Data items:
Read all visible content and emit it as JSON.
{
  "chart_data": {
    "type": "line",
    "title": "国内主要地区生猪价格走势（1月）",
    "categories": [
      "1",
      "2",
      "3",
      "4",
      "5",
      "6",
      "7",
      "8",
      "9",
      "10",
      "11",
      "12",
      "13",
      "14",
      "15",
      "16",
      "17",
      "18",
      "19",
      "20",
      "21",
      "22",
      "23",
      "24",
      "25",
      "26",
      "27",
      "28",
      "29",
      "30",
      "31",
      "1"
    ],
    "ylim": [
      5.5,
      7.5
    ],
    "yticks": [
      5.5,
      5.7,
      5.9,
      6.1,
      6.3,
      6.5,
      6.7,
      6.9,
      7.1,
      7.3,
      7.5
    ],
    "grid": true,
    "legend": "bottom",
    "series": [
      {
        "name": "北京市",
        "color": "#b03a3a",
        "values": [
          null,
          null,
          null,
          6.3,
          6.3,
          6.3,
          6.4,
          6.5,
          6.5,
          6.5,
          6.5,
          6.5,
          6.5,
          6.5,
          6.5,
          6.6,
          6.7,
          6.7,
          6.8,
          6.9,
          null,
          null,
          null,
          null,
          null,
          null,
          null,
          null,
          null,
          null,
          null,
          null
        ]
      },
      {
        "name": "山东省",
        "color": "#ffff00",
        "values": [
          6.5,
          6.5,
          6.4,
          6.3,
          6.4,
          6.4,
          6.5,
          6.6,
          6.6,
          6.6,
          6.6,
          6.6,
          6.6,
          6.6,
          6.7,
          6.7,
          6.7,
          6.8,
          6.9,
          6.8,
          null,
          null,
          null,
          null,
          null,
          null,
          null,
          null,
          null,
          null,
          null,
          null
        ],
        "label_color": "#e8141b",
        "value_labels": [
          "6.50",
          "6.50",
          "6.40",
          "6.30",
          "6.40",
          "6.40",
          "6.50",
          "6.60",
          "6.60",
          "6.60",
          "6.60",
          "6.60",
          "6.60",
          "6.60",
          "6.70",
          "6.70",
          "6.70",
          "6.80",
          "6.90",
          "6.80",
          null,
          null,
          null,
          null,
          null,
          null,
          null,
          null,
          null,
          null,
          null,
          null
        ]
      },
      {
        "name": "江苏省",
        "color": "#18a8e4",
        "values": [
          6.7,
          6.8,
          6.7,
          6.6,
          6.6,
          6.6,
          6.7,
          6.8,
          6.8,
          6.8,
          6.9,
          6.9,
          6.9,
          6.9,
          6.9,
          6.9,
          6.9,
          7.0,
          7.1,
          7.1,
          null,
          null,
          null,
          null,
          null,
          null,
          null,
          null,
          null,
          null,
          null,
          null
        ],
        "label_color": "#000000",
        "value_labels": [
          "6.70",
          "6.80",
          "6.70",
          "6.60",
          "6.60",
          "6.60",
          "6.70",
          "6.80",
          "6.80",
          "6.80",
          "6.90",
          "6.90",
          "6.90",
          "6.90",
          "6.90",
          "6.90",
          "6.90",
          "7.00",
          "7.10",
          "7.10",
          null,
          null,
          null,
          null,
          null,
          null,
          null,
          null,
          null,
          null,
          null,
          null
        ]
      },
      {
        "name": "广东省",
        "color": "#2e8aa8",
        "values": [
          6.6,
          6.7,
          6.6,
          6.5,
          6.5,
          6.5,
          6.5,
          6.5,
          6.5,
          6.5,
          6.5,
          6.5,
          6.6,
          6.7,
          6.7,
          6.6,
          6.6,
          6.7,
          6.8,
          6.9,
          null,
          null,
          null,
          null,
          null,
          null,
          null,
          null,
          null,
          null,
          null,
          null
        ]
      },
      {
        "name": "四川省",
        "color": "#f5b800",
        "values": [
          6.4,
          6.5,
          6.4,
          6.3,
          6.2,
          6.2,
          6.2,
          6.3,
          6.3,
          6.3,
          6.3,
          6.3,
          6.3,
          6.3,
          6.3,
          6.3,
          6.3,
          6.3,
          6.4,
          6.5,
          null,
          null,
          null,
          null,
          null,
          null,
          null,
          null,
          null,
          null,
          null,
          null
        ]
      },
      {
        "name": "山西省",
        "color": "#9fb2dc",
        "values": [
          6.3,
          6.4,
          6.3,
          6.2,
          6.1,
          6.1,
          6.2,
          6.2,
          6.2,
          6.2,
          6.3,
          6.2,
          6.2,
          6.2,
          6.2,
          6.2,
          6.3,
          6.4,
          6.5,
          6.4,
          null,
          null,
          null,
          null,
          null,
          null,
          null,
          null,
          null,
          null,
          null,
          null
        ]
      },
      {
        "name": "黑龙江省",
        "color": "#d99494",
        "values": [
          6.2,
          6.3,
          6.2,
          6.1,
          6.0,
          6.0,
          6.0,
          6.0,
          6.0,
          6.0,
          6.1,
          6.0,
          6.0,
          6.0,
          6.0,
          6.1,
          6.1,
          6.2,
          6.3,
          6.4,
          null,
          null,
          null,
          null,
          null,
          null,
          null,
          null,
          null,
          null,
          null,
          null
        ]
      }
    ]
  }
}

» **Job**
Every entry should be output exactly as written, please.

» **Worked answer**
Read all visible content and emit it as JSON.
{
  "chart_data": {
    "type": "line",
    "title": "国内主要地区生猪价格走势（1月）",
    "categories": [
      "1",
      "2",
      "3",
      "4",
      "5",
      "6",
      "7",
      "8",
      "9",
      "10",
      "11",
      "12",
      "13",
      "14",
      "15",
      "16",
      "17",
      "18",
      "19",
      "20",
      "21",
      "22",
      "23",
      "24",
      "25",
      "26",
      "27",
      "28",
      "29",
      "30",
      "31",
      "1"
    ],
    "ylim": [
      5.5,
      7.5
    ],
    "yticks": [
      5.5,
      5.7,
      5.9,
      6.1,
      6.3,
      6.5,
      6.7,
      6.9,
      7.1,
      7.3,
      7.5
    ],
    "grid": true,
    "legend": "bottom",
    "series": [
      {
        "name": "北京市",
        "color": "#b03a3a",
        "values": [
          null,
          null,
          null,
          6.3,
          6.3,
          6.3,
          6.4,
          6.5,
          6.5,
          6.5,
          6.5,
          6.5,
          6.5,
          6.5,
          6.5,
          6.6,
          6.7,
          6.7,
          6.8,
          6.9,
          null,
          null,
          null,
          null,
          null,
          null,
          null,
          null,
          null,
          null,
          null,
          null
        ]
      },
      {
        "name": "山东省",
        "color": "#ffff00",
        "values": [
          6.5,
          6.5,
          6.4,
          6.3,
          6.4,
          6.4,
          6.5,
          6.6,
          6.6,
          6.6,
          6.6,
          6.6,
          6.6,
          6.6,
          6.7,
          6.7,
          6.7,
          6.8,
          6.9,
          6.8,
          null,
          null,
          null,
          null,
          null,
          null,
          null,
          null,
          null,
          null,
          null,
          null
        ],
        "label_color": "#e8141b",
        "value_labels": [
          "6.50",
          "6.50",
          "6.40",
          "6.30",
          "6.40",
          "6.40",
          "6.50",
          "6.60",
          "6.60",
          "6.60",
          "6.60",
          "6.60",
          "6.60",
          "6.60",
          "6.70",
          "6.70",
          "6.70",
          "6.80",
          "6.90",
          "6.80",
          null,
          null,
          null,
          null,
          null,
          null,
          null,
          null,
          null,
          null,
          null,
          null
        ]
      },
      {
        "name": "江苏省",
        "color": "#18a8e4",
        "values": [
          6.7,
          6.8,
          6.7,
          6.6,
          6.6,
          6.6,
          6.7,
          6.8,
          6.8,
          6.8,
          6.9,
          6.9,
          6.9,
          6.9,
          6.9,
          6.9,
          6.9,
          7.0,
          7.1,
          7.1,
          null,
          null,
          null,
          null,
          null,
          null,
          null,
          null,
          null,
          null,
          null,
          null
        ],
        "label_color": "#000000",
        "value_labels": [
          "6.70",
          "6.80",
          "6.70",
          "6.60",
          "6.60",
          "6.60",
          "6.70",
          "6.80",
          "6.80",
          "6.80",
          "6.90",
          "6.90",
          "6.90",
          "6.90",
          "6.90",
          "6.90",
          "6.90",
          "7.00",
          "7.10",
          "7.10",
          null,
          null,
          null,
          null,
          null,
          null,
          null,
          null,
          null,
          null,
          null,
          null
        ]
      },
      {
        "name": "广东省",
        "color": "#2e8aa8",
        "values": [
          6.6,
          6.7,
          6.6,
          6.5,
          6.5,
          6.5,
          6.5,
          6.5,
          6.5,
          6.5,
          6.5,
          6.5,
          6.6,
          6.7,
          6.7,
          6.6,
          6.6,
          6.7,
          6.8,
          6.9,
          null,
          null,
          null,
          null,
          null,
          null,
          null,
          null,
          null,
          null,
          null,
          null
        ]
      },
      {
        "name": "四川省",
        "color": "#f5b800",
        "values": [
          6.4,
          6.5,
          6.4,
          6.3,
          6.2,
          6.2,
          6.2,
          6.3,
          6.3,
          6.3,
          6.3,
          6.3,
          6.3,
          6.3,
          6.3,
          6.3,
          6.3,
          6.3,
          6.4,
          6.5,
          null,
          null,
          null,
          null,
          null,
          null,
          null,
          null,
          null,
          null,
          null,
          null
        ]
      },
      {
        "name": "山西省",
        "color": "#9fb2dc",
        "values": [
          6.3,
          6.4,
          6.3,
          6.2,
          6.1,
          6.1,
          6.2,
          6.2,
          6.2,
          6.2,
          6.3,
          6.2,
          6.2,
          6.2,
          6.2,
          6.2,
          6.3,
          6.4,
          6.5,
          6.4,
          null,
          null,
          null,
          null,
          null,
          null,
          null,
          null,
          null,
          null,
          null,
          null
        ]
      },
      {
        "name": "黑龙江省",
        "color": "#d99494",
        "values": [
          6.2,
          6.3,
          6.2,
          6.1,
          6.0,
          6.0,
          6.0,
          6.0,
          6.0,
          6.0,
          6.1,
          6.0,
          6.0,
          6.0,
          6.0,
          6.1,
          6.1,
          6.2,
          6.3,
          6.4,
          null,
          null,
          null,
          null,
          null,
          null,
          null,
          null,
          null,
          null,
          null,
          null
        ]
      }
    ]
  }
}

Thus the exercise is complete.